Will you write out the data exactly, excluding every picture?

Records about charts and figures:
• • • • •

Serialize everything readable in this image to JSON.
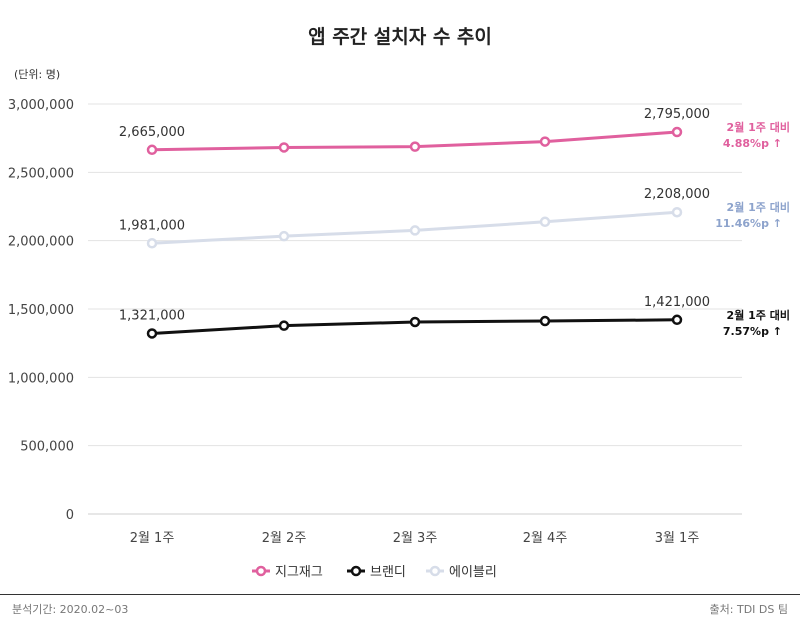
{
  "title": "앱 주간 설치자 수 추이",
  "unit_label": "(단위: 명)",
  "footer": {
    "period": "분석기간: 2020.02~03",
    "source": "출처: TDI DS 팀"
  },
  "colors": {
    "zigzag": "#e0609e",
    "brandi": "#111111",
    "ably": "#d7dde9",
    "ably_note": "#8da3cc",
    "grid": "#e3e3e3"
  },
  "chart_data": {
    "type": "line",
    "title": "앱 주간 설치자 수 추이",
    "xlabel": "",
    "ylabel": "",
    "categories": [
      "2월 1주",
      "2월 2주",
      "2월 3주",
      "2월 4주",
      "3월 1주"
    ],
    "ylim": [
      0,
      3000000
    ],
    "yticks": [
      0,
      500000,
      1000000,
      1500000,
      2000000,
      2500000,
      3000000
    ],
    "ytick_labels": [
      "0",
      "500,000",
      "1,000,000",
      "1,500,000",
      "2,000,000",
      "2,500,000",
      "3,000,000"
    ],
    "grid": true,
    "legend_position": "bottom",
    "series": [
      {
        "key": "zigzag",
        "name": "지그재그",
        "color": "#e0609e",
        "values": [
          2665000,
          2682000,
          2688000,
          2725000,
          2795000
        ],
        "first_label": "2,665,000",
        "last_label": "2,795,000",
        "note_line1": "2월 1주 대비",
        "note_line2": "4.88%p ↑"
      },
      {
        "key": "ably",
        "name": "에이블리",
        "color": "#d7dde9",
        "values": [
          1981000,
          2033000,
          2075000,
          2138000,
          2208000
        ],
        "first_label": "1,981,000",
        "last_label": "2,208,000",
        "note_line1": "2월 1주 대비",
        "note_line2": "11.46%p ↑"
      },
      {
        "key": "brandi",
        "name": "브랜디",
        "color": "#111111",
        "values": [
          1321000,
          1378000,
          1405000,
          1412000,
          1421000
        ],
        "first_label": "1,321,000",
        "last_label": "1,421,000",
        "note_line1": "2월 1주 대비",
        "note_line2": "7.57%p ↑"
      }
    ]
  }
}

• • • • •

▶ _Reply to the task_
Serialize everything readable in this image to JSON.
{
  "title": "앱 주간 설치자 수 추이",
  "unit_label": "(단위: 명)",
  "footer": {
    "period": "분석기간: 2020.02~03",
    "source": "출처: TDI DS 팀"
  },
  "colors": {
    "zigzag": "#e0609e",
    "brandi": "#111111",
    "ably": "#d7dde9",
    "ably_note": "#8da3cc",
    "grid": "#e3e3e3"
  },
  "chart_data": {
    "type": "line",
    "title": "앱 주간 설치자 수 추이",
    "xlabel": "",
    "ylabel": "",
    "categories": [
      "2월 1주",
      "2월 2주",
      "2월 3주",
      "2월 4주",
      "3월 1주"
    ],
    "ylim": [
      0,
      3000000
    ],
    "yticks": [
      0,
      500000,
      1000000,
      1500000,
      2000000,
      2500000,
      3000000
    ],
    "ytick_labels": [
      "0",
      "500,000",
      "1,000,000",
      "1,500,000",
      "2,000,000",
      "2,500,000",
      "3,000,000"
    ],
    "grid": true,
    "legend_position": "bottom",
    "series": [
      {
        "key": "zigzag",
        "name": "지그재그",
        "color": "#e0609e",
        "values": [
          2665000,
          2682000,
          2688000,
          2725000,
          2795000
        ],
        "first_label": "2,665,000",
        "last_label": "2,795,000",
        "note_line1": "2월 1주 대비",
        "note_line2": "4.88%p ↑"
      },
      {
        "key": "ably",
        "name": "에이블리",
        "color": "#d7dde9",
        "values": [
          1981000,
          2033000,
          2075000,
          2138000,
          2208000
        ],
        "first_label": "1,981,000",
        "last_label": "2,208,000",
        "note_line1": "2월 1주 대비",
        "note_line2": "11.46%p ↑"
      },
      {
        "key": "brandi",
        "name": "브랜디",
        "color": "#111111",
        "values": [
          1321000,
          1378000,
          1405000,
          1412000,
          1421000
        ],
        "first_label": "1,321,000",
        "last_label": "1,421,000",
        "note_line1": "2월 1주 대비",
        "note_line2": "7.57%p ↑"
      }
    ]
  }
}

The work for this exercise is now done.